Data provided:
○ ○ ○ ○ ○

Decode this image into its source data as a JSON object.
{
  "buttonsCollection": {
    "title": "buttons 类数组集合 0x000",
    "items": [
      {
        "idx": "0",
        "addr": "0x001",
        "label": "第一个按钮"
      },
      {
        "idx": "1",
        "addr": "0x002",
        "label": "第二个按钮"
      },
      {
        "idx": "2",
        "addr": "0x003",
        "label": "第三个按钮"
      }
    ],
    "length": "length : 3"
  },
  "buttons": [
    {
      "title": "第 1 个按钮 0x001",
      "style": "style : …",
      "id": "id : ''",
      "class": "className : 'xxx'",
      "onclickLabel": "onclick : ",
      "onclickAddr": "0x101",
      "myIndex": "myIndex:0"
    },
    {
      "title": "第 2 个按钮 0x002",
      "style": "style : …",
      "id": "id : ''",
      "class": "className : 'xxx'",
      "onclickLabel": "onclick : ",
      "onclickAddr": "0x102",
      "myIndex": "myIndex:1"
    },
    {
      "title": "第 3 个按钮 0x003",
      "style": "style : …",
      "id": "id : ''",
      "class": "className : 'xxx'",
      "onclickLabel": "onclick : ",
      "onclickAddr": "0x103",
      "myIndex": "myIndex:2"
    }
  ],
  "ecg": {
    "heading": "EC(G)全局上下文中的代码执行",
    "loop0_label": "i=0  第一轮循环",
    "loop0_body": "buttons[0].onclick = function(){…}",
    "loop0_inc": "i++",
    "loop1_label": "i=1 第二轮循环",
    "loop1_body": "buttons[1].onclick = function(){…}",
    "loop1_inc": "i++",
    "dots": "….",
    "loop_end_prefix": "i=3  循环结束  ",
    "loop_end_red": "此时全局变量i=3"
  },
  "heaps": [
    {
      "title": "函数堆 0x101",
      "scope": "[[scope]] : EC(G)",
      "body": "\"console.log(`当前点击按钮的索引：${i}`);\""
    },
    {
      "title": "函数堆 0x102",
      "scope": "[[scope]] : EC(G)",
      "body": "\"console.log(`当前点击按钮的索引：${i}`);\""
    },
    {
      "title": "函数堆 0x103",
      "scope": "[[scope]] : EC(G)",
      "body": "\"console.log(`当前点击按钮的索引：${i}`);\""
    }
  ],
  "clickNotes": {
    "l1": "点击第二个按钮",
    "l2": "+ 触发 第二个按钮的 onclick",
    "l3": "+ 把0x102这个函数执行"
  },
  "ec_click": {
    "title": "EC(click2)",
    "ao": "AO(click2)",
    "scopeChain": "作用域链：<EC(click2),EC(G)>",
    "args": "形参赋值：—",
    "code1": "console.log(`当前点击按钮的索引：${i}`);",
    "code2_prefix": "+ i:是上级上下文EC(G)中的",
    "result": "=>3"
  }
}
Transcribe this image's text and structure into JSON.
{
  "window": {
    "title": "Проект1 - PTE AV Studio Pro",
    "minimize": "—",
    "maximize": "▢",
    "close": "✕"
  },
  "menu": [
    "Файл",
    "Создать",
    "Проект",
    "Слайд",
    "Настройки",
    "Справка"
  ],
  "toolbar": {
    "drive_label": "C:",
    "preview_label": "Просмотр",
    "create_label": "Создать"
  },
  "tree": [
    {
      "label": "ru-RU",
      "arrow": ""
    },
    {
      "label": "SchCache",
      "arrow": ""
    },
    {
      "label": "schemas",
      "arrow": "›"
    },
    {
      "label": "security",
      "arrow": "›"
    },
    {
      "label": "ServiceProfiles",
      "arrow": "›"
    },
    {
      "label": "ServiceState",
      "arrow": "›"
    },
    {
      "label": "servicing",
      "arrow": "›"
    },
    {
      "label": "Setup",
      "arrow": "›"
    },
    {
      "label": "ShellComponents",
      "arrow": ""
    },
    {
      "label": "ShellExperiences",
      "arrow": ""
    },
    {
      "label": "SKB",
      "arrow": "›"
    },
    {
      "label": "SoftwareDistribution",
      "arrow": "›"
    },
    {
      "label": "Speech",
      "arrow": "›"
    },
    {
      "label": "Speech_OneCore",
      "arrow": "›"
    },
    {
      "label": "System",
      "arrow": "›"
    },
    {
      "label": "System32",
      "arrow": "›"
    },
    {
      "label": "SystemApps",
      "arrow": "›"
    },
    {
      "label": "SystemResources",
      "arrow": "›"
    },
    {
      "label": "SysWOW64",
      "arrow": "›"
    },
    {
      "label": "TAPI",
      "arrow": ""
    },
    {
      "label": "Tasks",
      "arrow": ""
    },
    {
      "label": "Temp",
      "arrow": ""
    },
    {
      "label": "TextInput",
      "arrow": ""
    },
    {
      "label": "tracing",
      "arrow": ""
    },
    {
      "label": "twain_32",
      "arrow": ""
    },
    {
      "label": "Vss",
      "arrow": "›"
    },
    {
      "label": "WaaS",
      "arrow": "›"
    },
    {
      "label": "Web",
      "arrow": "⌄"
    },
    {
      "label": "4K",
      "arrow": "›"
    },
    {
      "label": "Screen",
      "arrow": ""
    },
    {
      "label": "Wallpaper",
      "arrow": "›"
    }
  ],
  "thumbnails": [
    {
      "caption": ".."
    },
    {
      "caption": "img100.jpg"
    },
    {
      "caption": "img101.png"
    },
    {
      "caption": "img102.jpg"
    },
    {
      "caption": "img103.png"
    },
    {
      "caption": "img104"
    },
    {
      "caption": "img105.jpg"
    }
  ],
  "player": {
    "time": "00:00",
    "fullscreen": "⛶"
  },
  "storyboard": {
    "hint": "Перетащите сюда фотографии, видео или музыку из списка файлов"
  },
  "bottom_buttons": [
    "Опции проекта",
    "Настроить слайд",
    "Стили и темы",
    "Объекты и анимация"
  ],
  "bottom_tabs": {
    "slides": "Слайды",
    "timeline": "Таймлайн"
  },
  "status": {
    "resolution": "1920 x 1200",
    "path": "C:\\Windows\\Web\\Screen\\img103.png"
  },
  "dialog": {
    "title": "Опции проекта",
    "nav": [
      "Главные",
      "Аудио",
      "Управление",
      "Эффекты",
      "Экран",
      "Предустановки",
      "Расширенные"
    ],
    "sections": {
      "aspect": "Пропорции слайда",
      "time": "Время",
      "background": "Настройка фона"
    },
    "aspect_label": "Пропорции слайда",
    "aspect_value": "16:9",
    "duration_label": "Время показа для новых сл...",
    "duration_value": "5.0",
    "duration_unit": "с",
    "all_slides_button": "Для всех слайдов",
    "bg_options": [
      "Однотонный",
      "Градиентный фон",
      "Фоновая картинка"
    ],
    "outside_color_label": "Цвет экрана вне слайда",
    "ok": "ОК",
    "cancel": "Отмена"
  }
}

○ ○ ○ ○ ○

Set problem: Retype every record above exactly as it appears.

Correct output:
Decode this image into its source data as a JSON object.
{
  "buttonsCollection": {
    "title": "buttons 类数组集合 0x000",
    "items": [
      {
        "idx": "0",
        "addr": "0x001",
        "label": "第一个按钮"
      },
      {
        "idx": "1",
        "addr": "0x002",
        "label": "第二个按钮"
      },
      {
        "idx": "2",
        "addr": "0x003",
        "label": "第三个按钮"
      }
    ],
    "length": "length : 3"
  },
  "buttons": [
    {
      "title": "第 1 个按钮 0x001",
      "style": "style : …",
      "id": "id : ''",
      "class": "className : 'xxx'",
      "onclickLabel": "onclick : ",
      "onclickAddr": "0x101",
      "myIndex": "myIndex:0"
    },
    {
      "title": "第 2 个按钮 0x002",
      "style": "style : …",
      "id": "id : ''",
      "class": "className : 'xxx'",
      "onclickLabel": "onclick : ",
      "onclickAddr": "0x102",
      "myIndex": "myIndex:1"
    },
    {
      "title": "第 3 个按钮 0x003",
      "style": "style : …",
      "id": "id : ''",
      "class": "className : 'xxx'",
      "onclickLabel": "onclick : ",
      "onclickAddr": "0x103",
      "myIndex": "myIndex:2"
    }
  ],
  "ecg": {
    "heading": "EC(G)全局上下文中的代码执行",
    "loop0_label": "i=0  第一轮循环",
    "loop0_body": "buttons[0].onclick = function(){…}",
    "loop0_inc": "i++",
    "loop1_label": "i=1 第二轮循环",
    "loop1_body": "buttons[1].onclick = function(){…}",
    "loop1_inc": "i++",
    "dots": "….",
    "loop_end_prefix": "i=3  循环结束  ",
    "loop_end_red": "此时全局变量i=3"
  },
  "heaps": [
    {
      "title": "函数堆 0x101",
      "scope": "[[scope]] : EC(G)",
      "body": "\"console.log(`当前点击按钮的索引：${i}`);\""
    },
    {
      "title": "函数堆 0x102",
      "scope": "[[scope]] : EC(G)",
      "body": "\"console.log(`当前点击按钮的索引：${i}`);\""
    },
    {
      "title": "函数堆 0x103",
      "scope": "[[scope]] : EC(G)",
      "body": "\"console.log(`当前点击按钮的索引：${i}`);\""
    }
  ],
  "clickNotes": {
    "l1": "点击第二个按钮",
    "l2": "+ 触发 第二个按钮的 onclick",
    "l3": "+ 把0x102这个函数执行"
  },
  "ec_click": {
    "title": "EC(click2)",
    "ao": "AO(click2)",
    "scopeChain": "作用域链：<EC(click2),EC(G)>",
    "args": "形参赋值：—",
    "code1": "console.log(`当前点击按钮的索引：${i}`);",
    "code2_prefix": "+ i:是上级上下文EC(G)中的",
    "result": "=>3"
  }
}
Transcribe this image's text and structure into JSON.
{
  "window": {
    "title": "Проект1 - PTE AV Studio Pro",
    "minimize": "—",
    "maximize": "▢",
    "close": "✕"
  },
  "menu": [
    "Файл",
    "Создать",
    "Проект",
    "Слайд",
    "Настройки",
    "Справка"
  ],
  "toolbar": {
    "drive_label": "C:",
    "preview_label": "Просмотр",
    "create_label": "Создать"
  },
  "tree": [
    {
      "label": "ru-RU",
      "arrow": ""
    },
    {
      "label": "SchCache",
      "arrow": ""
    },
    {
      "label": "schemas",
      "arrow": "›"
    },
    {
      "label": "security",
      "arrow": "›"
    },
    {
      "label": "ServiceProfiles",
      "arrow": "›"
    },
    {
      "label": "ServiceState",
      "arrow": "›"
    },
    {
      "label": "servicing",
      "arrow": "›"
    },
    {
      "label": "Setup",
      "arrow": "›"
    },
    {
      "label": "ShellComponents",
      "arrow": ""
    },
    {
      "label": "ShellExperiences",
      "arrow": ""
    },
    {
      "label": "SKB",
      "arrow": "›"
    },
    {
      "label": "SoftwareDistribution",
      "arrow": "›"
    },
    {
      "label": "Speech",
      "arrow": "›"
    },
    {
      "label": "Speech_OneCore",
      "arrow": "›"
    },
    {
      "label": "System",
      "arrow": "›"
    },
    {
      "label": "System32",
      "arrow": "›"
    },
    {
      "label": "SystemApps",
      "arrow": "›"
    },
    {
      "label": "SystemResources",
      "arrow": "›"
    },
    {
      "label": "SysWOW64",
      "arrow": "›"
    },
    {
      "label": "TAPI",
      "arrow": ""
    },
    {
      "label": "Tasks",
      "arrow": ""
    },
    {
      "label": "Temp",
      "arrow": ""
    },
    {
      "label": "TextInput",
      "arrow": ""
    },
    {
      "label": "tracing",
      "arrow": ""
    },
    {
      "label": "twain_32",
      "arrow": ""
    },
    {
      "label": "Vss",
      "arrow": "›"
    },
    {
      "label": "WaaS",
      "arrow": "›"
    },
    {
      "label": "Web",
      "arrow": "⌄"
    },
    {
      "label": "4K",
      "arrow": "›"
    },
    {
      "label": "Screen",
      "arrow": ""
    },
    {
      "label": "Wallpaper",
      "arrow": "›"
    }
  ],
  "thumbnails": [
    {
      "caption": ".."
    },
    {
      "caption": "img100.jpg"
    },
    {
      "caption": "img101.png"
    },
    {
      "caption": "img102.jpg"
    },
    {
      "caption": "img103.png"
    },
    {
      "caption": "img104"
    },
    {
      "caption": "img105.jpg"
    }
  ],
  "player": {
    "time": "00:00",
    "fullscreen": "⛶"
  },
  "storyboard": {
    "hint": "Перетащите сюда фотографии, видео или музыку из списка файлов"
  },
  "bottom_buttons": [
    "Опции проекта",
    "Настроить слайд",
    "Стили и темы",
    "Объекты и анимация"
  ],
  "bottom_tabs": {
    "slides": "Слайды",
    "timeline": "Таймлайн"
  },
  "status": {
    "resolution": "1920 x 1200",
    "path": "C:\\Windows\\Web\\Screen\\img103.png"
  },
  "dialog": {
    "title": "Опции проекта",
    "nav": [
      "Главные",
      "Аудио",
      "Управление",
      "Эффекты",
      "Экран",
      "Предустановки",
      "Расширенные"
    ],
    "sections": {
      "aspect": "Пропорции слайда",
      "time": "Время",
      "background": "Настройка фона"
    },
    "aspect_label": "Пропорции слайда",
    "aspect_value": "16:9",
    "duration_label": "Время показа для новых сл...",
    "duration_value": "5.0",
    "duration_unit": "с",
    "all_slides_button": "Для всех слайдов",
    "bg_options": [
      "Однотонный",
      "Градиентный фон",
      "Фоновая картинка"
    ],
    "outside_color_label": "Цвет экрана вне слайда",
    "ok": "ОК",
    "cancel": "Отмена"
  }
}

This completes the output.